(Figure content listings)
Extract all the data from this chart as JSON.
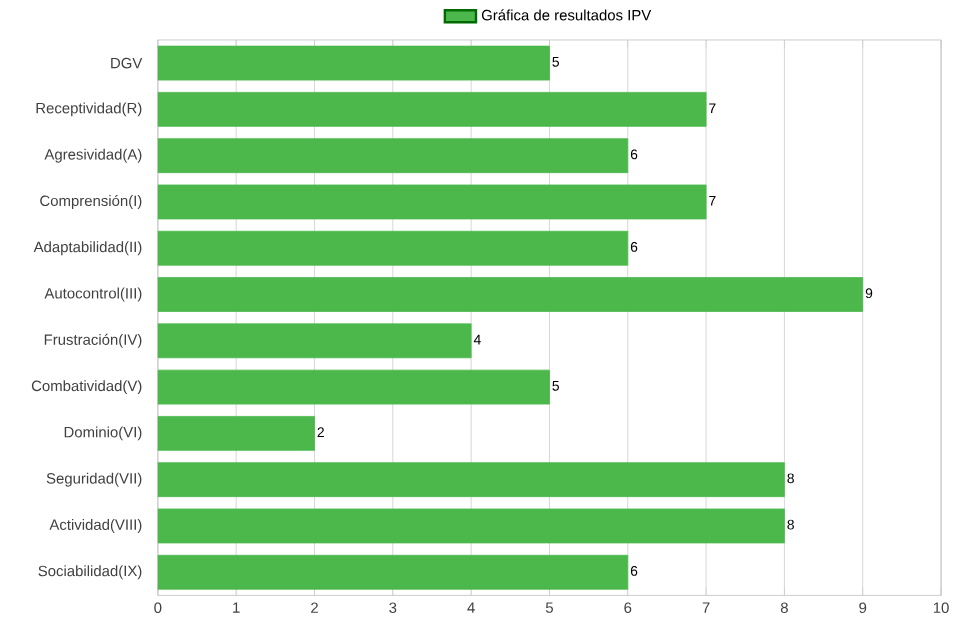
{
  "chart_data": {
    "type": "bar",
    "orientation": "horizontal",
    "categories": [
      "DGV",
      "Receptividad(R)",
      "Agresividad(A)",
      "Comprensión(I)",
      "Adaptabilidad(II)",
      "Autocontrol(III)",
      "Frustración(IV)",
      "Combatividad(V)",
      "Dominio(VI)",
      "Seguridad(VII)",
      "Actividad(VIII)",
      "Sociabilidad(IX)"
    ],
    "series": [
      {
        "name": "Gráfica de resultados IPV",
        "color": "#4cb84c",
        "values": [
          5,
          7,
          6,
          7,
          6,
          9,
          4,
          5,
          2,
          8,
          8,
          6
        ]
      }
    ],
    "xlim": [
      0,
      10
    ],
    "xticks": [
      0,
      1,
      2,
      3,
      4,
      5,
      6,
      7,
      8,
      9,
      10
    ],
    "grid": "x",
    "legend": "top",
    "data_labels": true
  }
}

Challenge.
Pictures are not part of the copy; output everything else in the records exactly.

Correct answer.
Extract all the data from this chart as JSON.
{
  "chart_data": {
    "type": "bar",
    "orientation": "horizontal",
    "categories": [
      "DGV",
      "Receptividad(R)",
      "Agresividad(A)",
      "Comprensión(I)",
      "Adaptabilidad(II)",
      "Autocontrol(III)",
      "Frustración(IV)",
      "Combatividad(V)",
      "Dominio(VI)",
      "Seguridad(VII)",
      "Actividad(VIII)",
      "Sociabilidad(IX)"
    ],
    "series": [
      {
        "name": "Gráfica de resultados IPV",
        "color": "#4cb84c",
        "values": [
          5,
          7,
          6,
          7,
          6,
          9,
          4,
          5,
          2,
          8,
          8,
          6
        ]
      }
    ],
    "xlim": [
      0,
      10
    ],
    "xticks": [
      0,
      1,
      2,
      3,
      4,
      5,
      6,
      7,
      8,
      9,
      10
    ],
    "grid": "x",
    "legend": "top",
    "data_labels": true
  }
}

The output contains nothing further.